• _WRITTEN REQUEST_:
Reproduce the entries below in full, word for word.

[Recorded data]
+++
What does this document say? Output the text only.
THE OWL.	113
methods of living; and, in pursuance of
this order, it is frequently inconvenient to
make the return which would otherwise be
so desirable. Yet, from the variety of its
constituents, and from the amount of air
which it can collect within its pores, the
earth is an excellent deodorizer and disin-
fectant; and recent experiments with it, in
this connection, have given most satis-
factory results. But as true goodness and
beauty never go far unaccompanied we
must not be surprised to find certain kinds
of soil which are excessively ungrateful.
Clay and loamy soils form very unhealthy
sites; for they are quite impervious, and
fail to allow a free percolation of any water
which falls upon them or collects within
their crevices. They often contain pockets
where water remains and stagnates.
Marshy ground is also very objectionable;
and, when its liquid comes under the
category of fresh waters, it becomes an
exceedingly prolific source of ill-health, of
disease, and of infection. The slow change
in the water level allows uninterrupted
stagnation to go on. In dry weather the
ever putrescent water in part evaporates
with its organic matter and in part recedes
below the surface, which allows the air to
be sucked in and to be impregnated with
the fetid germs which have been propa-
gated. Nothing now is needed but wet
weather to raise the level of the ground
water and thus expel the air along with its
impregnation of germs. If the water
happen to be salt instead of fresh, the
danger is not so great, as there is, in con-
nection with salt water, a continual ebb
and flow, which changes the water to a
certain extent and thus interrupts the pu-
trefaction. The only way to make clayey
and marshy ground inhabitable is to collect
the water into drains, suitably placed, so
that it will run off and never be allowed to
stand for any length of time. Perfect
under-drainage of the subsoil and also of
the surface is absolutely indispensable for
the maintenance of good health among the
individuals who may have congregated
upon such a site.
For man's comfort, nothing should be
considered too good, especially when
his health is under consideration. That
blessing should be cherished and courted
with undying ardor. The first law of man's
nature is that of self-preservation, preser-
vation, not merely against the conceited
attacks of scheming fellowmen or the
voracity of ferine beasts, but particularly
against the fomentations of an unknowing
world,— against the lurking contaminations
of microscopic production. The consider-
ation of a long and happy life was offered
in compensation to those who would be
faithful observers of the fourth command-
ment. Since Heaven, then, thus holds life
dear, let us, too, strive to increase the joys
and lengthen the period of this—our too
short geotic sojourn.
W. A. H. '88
+++
• _WRITTEN RESPONSE_:
What does this document say? Output the text only.
THE OWL.	113
methods of living; and, in pursuance of
this order, it is frequently inconvenient to
make the return which would otherwise be
so desirable. Yet, from the variety of its
constituents, and from the amount of air
which it can collect within its pores, the
earth is an excellent deodorizer and disin-
fectant; and recent experiments with it, in
this connection, have given most satis-
factory results. But as true goodness and
beauty never go far unaccompanied we
must not be surprised to find certain kinds
of soil which are excessively ungrateful.
Clay and loamy soils form very unhealthy
sites; for they are quite impervious, and
fail to allow a free percolation of any water
which falls upon them or collects within
their crevices. They often contain pockets
where water remains and stagnates.
Marshy ground is also very objectionable;
and, when its liquid comes under the
category of fresh waters, it becomes an
exceedingly prolific source of ill-health, of
disease, and of infection. The slow change
in the water level allows uninterrupted
stagnation to go on. In dry weather the
ever putrescent water in part evaporates
with its organic matter and in part recedes
below the surface, which allows the air to
be sucked in and to be impregnated with
the fetid germs which have been propa-
gated. Nothing now is needed but wet
weather to raise the level of the ground
water and thus expel the air along with its
impregnation of germs. If the water
happen to be salt instead of fresh, the
danger is not so great, as there is, in con-
nection with salt water, a continual ebb
and flow, which changes the water to a
certain extent and thus interrupts the pu-
trefaction. The only way to make clayey
and marshy ground inhabitable is to collect
the water into drains, suitably placed, so
that it will run off and never be allowed to
stand for any length of time. Perfect
under-drainage of the subsoil and also of
the surface is absolutely indispensable for
the maintenance of good health among the
individuals who may have congregated
upon such a site.
For man's comfort, nothing should be
considered too good, especially when
his health is under consideration. That
blessing should be cherished and courted
with undying ardor. The first law of man's
nature is that of self-preservation, preser-
vation, not merely against the conceited
attacks of scheming fellowmen or the
voracity of ferine beasts, but particularly
against the fomentations of an unknowing
world,— against the lurking contaminations
of microscopic production. The consider-
ation of a long and happy life was offered
in compensation to those who would be
faithful observers of the fourth command-
ment. Since Heaven, then, thus holds life
dear, let us, too, strive to increase the joys
and lengthen the period of this—our too
short geotic sojourn.
W. A. H. '88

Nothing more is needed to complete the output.